--- Items from a figure collection ---
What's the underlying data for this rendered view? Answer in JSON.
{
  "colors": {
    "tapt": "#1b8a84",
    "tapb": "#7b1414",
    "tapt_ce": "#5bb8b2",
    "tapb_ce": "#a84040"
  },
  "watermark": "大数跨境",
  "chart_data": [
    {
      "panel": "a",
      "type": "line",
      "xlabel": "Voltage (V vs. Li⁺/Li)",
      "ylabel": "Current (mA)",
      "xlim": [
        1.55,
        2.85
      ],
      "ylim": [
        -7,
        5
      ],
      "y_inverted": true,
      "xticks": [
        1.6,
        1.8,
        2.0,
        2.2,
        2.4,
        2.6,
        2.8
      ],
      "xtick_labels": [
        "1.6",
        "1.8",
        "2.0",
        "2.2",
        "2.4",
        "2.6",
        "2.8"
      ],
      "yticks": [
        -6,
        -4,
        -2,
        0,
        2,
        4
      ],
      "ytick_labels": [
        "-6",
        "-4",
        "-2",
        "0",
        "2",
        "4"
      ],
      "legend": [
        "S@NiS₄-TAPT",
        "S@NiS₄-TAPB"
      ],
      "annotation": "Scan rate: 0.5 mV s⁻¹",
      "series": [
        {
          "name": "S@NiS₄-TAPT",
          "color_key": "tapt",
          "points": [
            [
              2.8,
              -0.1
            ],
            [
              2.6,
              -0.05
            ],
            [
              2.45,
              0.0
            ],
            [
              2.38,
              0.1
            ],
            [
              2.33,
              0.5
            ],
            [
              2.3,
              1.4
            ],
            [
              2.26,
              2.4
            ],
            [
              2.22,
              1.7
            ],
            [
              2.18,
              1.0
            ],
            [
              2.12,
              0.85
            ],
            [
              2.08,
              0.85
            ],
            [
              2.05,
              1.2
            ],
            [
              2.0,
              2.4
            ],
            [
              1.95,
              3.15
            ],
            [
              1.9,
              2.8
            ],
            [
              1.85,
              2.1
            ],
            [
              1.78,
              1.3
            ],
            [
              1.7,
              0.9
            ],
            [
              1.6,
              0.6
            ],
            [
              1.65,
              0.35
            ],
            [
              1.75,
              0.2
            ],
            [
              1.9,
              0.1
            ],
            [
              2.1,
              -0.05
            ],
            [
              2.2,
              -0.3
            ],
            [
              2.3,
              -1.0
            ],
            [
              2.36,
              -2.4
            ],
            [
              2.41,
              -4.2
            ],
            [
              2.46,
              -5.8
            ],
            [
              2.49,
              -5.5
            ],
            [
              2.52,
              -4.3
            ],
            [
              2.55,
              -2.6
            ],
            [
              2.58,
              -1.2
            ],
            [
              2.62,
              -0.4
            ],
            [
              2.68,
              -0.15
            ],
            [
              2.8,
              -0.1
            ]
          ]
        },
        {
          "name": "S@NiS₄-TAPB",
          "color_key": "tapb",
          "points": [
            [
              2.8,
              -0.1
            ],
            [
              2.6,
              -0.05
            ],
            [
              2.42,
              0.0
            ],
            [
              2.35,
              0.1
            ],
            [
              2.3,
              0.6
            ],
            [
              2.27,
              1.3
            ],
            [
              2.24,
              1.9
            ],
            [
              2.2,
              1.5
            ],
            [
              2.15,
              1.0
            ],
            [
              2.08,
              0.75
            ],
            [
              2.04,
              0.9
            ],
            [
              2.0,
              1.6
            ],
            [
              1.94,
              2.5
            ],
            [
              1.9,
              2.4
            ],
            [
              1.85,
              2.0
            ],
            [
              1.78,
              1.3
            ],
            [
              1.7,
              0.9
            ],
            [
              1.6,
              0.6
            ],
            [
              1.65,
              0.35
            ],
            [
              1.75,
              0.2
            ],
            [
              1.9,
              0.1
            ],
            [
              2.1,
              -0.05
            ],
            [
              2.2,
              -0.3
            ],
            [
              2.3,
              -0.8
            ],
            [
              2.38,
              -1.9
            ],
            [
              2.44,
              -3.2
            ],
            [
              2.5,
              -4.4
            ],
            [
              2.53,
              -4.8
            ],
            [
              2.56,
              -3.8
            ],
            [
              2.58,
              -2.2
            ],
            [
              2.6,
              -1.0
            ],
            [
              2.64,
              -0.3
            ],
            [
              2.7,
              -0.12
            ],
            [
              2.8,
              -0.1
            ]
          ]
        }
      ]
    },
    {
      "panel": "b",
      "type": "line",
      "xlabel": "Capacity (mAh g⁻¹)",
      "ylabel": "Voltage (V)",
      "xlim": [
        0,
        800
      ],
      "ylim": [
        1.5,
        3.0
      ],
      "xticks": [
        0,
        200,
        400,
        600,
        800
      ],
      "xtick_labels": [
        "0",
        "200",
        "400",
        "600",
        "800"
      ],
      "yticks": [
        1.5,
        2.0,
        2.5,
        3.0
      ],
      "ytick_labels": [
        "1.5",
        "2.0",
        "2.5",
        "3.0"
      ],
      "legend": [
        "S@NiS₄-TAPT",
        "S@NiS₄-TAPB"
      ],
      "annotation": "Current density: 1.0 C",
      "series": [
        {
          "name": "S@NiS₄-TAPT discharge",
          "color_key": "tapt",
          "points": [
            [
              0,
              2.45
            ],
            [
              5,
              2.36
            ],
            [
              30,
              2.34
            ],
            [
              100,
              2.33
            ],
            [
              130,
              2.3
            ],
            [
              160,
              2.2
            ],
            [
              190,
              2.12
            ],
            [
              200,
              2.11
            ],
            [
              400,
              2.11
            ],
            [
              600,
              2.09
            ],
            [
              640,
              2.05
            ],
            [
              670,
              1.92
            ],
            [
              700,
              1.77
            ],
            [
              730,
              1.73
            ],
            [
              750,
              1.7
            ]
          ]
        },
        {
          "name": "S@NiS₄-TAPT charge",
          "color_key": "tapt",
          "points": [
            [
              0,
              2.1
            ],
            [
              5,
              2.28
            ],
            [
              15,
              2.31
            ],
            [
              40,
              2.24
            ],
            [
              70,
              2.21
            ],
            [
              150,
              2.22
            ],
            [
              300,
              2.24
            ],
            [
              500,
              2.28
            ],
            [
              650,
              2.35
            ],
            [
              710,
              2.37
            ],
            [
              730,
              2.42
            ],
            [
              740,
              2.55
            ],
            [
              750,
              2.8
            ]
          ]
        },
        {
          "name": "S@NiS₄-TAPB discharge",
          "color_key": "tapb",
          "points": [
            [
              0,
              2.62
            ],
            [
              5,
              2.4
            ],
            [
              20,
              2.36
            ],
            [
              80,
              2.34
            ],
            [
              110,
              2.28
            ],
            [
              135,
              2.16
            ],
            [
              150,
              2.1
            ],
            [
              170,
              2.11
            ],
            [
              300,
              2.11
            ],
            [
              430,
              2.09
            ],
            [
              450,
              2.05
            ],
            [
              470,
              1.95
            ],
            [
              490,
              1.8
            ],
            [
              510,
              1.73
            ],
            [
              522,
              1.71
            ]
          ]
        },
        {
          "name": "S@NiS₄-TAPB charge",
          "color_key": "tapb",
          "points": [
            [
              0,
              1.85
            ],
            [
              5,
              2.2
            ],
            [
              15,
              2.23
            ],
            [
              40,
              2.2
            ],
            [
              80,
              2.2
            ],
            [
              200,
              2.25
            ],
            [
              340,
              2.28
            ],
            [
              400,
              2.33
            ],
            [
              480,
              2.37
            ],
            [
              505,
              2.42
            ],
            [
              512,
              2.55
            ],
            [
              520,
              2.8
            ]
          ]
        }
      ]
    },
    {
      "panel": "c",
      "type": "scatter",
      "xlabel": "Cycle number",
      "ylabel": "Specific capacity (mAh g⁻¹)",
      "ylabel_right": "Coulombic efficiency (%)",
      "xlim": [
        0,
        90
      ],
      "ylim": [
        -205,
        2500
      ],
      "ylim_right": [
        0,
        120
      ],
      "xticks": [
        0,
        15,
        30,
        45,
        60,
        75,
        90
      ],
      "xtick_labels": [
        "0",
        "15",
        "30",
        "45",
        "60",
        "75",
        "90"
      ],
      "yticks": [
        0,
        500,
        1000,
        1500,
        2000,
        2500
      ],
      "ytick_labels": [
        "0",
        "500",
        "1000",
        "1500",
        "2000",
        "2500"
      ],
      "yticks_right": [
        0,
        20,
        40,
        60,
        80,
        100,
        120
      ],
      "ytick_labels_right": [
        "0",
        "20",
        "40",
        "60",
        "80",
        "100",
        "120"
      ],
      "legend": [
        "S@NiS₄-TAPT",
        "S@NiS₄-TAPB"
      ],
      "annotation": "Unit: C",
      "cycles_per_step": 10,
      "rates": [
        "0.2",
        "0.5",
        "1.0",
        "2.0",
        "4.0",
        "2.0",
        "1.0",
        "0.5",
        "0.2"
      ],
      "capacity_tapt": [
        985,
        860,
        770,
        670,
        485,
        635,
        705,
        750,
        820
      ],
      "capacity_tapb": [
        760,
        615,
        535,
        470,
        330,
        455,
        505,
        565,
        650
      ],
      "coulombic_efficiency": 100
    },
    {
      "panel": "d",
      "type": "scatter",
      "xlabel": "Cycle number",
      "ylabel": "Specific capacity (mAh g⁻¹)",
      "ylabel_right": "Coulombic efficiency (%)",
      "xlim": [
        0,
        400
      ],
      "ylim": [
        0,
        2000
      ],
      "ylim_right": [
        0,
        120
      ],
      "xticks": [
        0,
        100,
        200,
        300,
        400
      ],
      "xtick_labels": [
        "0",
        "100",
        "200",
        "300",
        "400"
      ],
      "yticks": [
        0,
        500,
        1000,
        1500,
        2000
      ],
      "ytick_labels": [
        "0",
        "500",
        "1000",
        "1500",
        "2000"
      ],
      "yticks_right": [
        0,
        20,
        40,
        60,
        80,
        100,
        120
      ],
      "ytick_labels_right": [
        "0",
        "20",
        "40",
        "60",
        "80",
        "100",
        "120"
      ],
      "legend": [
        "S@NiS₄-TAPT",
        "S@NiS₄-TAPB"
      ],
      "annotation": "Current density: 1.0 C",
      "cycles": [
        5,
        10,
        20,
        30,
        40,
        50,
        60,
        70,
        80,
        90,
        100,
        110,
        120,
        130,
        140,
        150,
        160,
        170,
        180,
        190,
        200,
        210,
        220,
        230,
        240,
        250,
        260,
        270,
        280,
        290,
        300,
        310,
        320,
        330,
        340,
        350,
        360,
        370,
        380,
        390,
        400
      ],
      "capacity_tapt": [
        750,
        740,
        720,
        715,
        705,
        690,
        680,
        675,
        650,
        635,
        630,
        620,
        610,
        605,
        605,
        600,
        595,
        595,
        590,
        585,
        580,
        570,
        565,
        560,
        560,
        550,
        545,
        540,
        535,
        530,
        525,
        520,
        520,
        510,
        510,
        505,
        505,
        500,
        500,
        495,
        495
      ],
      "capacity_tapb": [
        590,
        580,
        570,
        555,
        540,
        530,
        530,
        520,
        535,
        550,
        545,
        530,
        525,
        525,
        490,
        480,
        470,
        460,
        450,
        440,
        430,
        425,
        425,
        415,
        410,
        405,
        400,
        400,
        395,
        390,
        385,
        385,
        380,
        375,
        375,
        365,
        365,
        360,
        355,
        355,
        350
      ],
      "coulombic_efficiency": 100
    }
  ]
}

--- Problem ---
How many lines of these entries contain the string "annotation"? Reply with the number alone.

--- Exercise solution ---
4